§ **MATERIAL**:
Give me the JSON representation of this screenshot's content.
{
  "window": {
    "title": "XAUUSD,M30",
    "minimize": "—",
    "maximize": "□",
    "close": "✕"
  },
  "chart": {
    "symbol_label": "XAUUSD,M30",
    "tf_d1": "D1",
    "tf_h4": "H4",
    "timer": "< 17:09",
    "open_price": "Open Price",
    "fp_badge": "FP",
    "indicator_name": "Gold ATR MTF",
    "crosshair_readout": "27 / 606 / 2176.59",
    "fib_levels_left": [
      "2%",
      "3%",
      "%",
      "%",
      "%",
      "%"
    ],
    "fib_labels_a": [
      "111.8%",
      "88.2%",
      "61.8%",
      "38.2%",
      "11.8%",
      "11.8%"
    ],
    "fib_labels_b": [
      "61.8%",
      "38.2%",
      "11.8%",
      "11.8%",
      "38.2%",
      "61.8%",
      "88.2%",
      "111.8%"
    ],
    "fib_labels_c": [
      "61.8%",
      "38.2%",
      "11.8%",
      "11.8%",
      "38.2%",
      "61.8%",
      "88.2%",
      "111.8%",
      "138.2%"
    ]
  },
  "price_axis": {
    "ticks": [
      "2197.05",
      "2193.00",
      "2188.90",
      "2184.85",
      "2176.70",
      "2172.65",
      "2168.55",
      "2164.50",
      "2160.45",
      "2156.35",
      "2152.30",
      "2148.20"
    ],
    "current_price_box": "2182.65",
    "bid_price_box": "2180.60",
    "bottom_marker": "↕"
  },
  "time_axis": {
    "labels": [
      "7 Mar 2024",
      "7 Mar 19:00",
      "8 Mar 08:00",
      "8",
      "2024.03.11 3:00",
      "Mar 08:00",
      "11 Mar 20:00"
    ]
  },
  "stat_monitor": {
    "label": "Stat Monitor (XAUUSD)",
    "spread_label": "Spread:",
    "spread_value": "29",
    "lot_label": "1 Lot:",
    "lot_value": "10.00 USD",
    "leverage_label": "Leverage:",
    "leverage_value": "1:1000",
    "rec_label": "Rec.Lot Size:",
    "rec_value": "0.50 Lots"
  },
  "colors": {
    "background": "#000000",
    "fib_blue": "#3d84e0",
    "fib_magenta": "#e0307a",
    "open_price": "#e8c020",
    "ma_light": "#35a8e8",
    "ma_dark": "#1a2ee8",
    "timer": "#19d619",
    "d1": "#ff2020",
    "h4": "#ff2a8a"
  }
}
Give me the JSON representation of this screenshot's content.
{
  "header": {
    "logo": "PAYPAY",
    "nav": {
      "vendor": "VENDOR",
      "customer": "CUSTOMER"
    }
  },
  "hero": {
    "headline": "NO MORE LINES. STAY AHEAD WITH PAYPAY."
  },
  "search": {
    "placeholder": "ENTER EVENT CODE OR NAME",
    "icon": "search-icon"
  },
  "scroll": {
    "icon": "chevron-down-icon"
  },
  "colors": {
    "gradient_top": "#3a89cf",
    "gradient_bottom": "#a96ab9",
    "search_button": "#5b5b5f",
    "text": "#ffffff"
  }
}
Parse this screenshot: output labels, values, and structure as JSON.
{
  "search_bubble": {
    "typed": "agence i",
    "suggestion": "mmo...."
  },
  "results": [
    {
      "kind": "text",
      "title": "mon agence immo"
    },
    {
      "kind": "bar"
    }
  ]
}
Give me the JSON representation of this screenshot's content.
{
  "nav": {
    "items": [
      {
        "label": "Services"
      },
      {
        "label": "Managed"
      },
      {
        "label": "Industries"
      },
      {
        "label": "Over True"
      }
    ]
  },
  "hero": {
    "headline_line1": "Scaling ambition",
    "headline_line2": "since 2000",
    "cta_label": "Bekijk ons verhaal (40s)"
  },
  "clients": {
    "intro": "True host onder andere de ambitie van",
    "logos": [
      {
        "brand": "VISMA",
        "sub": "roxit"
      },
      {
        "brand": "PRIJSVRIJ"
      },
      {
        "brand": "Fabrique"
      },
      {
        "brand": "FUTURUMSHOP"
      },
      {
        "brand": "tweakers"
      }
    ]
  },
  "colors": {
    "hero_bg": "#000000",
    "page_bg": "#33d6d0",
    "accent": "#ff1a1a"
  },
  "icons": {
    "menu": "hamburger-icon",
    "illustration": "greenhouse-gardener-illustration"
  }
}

§ **WHAT IS ASKED**:
From the first line to the last, please quote the material above exactly.

§ **ANSWER BELOW**:
Give me the JSON representation of this screenshot's content.
{
  "window": {
    "title": "XAUUSD,M30",
    "minimize": "—",
    "maximize": "□",
    "close": "✕"
  },
  "chart": {
    "symbol_label": "XAUUSD,M30",
    "tf_d1": "D1",
    "tf_h4": "H4",
    "timer": "< 17:09",
    "open_price": "Open Price",
    "fp_badge": "FP",
    "indicator_name": "Gold ATR MTF",
    "crosshair_readout": "27 / 606 / 2176.59",
    "fib_levels_left": [
      "2%",
      "3%",
      "%",
      "%",
      "%",
      "%"
    ],
    "fib_labels_a": [
      "111.8%",
      "88.2%",
      "61.8%",
      "38.2%",
      "11.8%",
      "11.8%"
    ],
    "fib_labels_b": [
      "61.8%",
      "38.2%",
      "11.8%",
      "11.8%",
      "38.2%",
      "61.8%",
      "88.2%",
      "111.8%"
    ],
    "fib_labels_c": [
      "61.8%",
      "38.2%",
      "11.8%",
      "11.8%",
      "38.2%",
      "61.8%",
      "88.2%",
      "111.8%",
      "138.2%"
    ]
  },
  "price_axis": {
    "ticks": [
      "2197.05",
      "2193.00",
      "2188.90",
      "2184.85",
      "2176.70",
      "2172.65",
      "2168.55",
      "2164.50",
      "2160.45",
      "2156.35",
      "2152.30",
      "2148.20"
    ],
    "current_price_box": "2182.65",
    "bid_price_box": "2180.60",
    "bottom_marker": "↕"
  },
  "time_axis": {
    "labels": [
      "7 Mar 2024",
      "7 Mar 19:00",
      "8 Mar 08:00",
      "8",
      "2024.03.11 3:00",
      "Mar 08:00",
      "11 Mar 20:00"
    ]
  },
  "stat_monitor": {
    "label": "Stat Monitor (XAUUSD)",
    "spread_label": "Spread:",
    "spread_value": "29",
    "lot_label": "1 Lot:",
    "lot_value": "10.00 USD",
    "leverage_label": "Leverage:",
    "leverage_value": "1:1000",
    "rec_label": "Rec.Lot Size:",
    "rec_value": "0.50 Lots"
  },
  "colors": {
    "background": "#000000",
    "fib_blue": "#3d84e0",
    "fib_magenta": "#e0307a",
    "open_price": "#e8c020",
    "ma_light": "#35a8e8",
    "ma_dark": "#1a2ee8",
    "timer": "#19d619",
    "d1": "#ff2020",
    "h4": "#ff2a8a"
  }
}
Give me the JSON representation of this screenshot's content.
{
  "header": {
    "logo": "PAYPAY",
    "nav": {
      "vendor": "VENDOR",
      "customer": "CUSTOMER"
    }
  },
  "hero": {
    "headline": "NO MORE LINES. STAY AHEAD WITH PAYPAY."
  },
  "search": {
    "placeholder": "ENTER EVENT CODE OR NAME",
    "icon": "search-icon"
  },
  "scroll": {
    "icon": "chevron-down-icon"
  },
  "colors": {
    "gradient_top": "#3a89cf",
    "gradient_bottom": "#a96ab9",
    "search_button": "#5b5b5f",
    "text": "#ffffff"
  }
}
Parse this screenshot: output labels, values, and structure as JSON.
{
  "search_bubble": {
    "typed": "agence i",
    "suggestion": "mmo...."
  },
  "results": [
    {
      "kind": "text",
      "title": "mon agence immo"
    },
    {
      "kind": "bar"
    }
  ]
}
Give me the JSON representation of this screenshot's content.
{
  "nav": {
    "items": [
      {
        "label": "Services"
      },
      {
        "label": "Managed"
      },
      {
        "label": "Industries"
      },
      {
        "label": "Over True"
      }
    ]
  },
  "hero": {
    "headline_line1": "Scaling ambition",
    "headline_line2": "since 2000",
    "cta_label": "Bekijk ons verhaal (40s)"
  },
  "clients": {
    "intro": "True host onder andere de ambitie van",
    "logos": [
      {
        "brand": "VISMA",
        "sub": "roxit"
      },
      {
        "brand": "PRIJSVRIJ"
      },
      {
        "brand": "Fabrique"
      },
      {
        "brand": "FUTURUMSHOP"
      },
      {
        "brand": "tweakers"
      }
    ]
  },
  "colors": {
    "hero_bg": "#000000",
    "page_bg": "#33d6d0",
    "accent": "#ff1a1a"
  },
  "icons": {
    "menu": "hamburger-icon",
    "illustration": "greenhouse-gardener-illustration"
  }
}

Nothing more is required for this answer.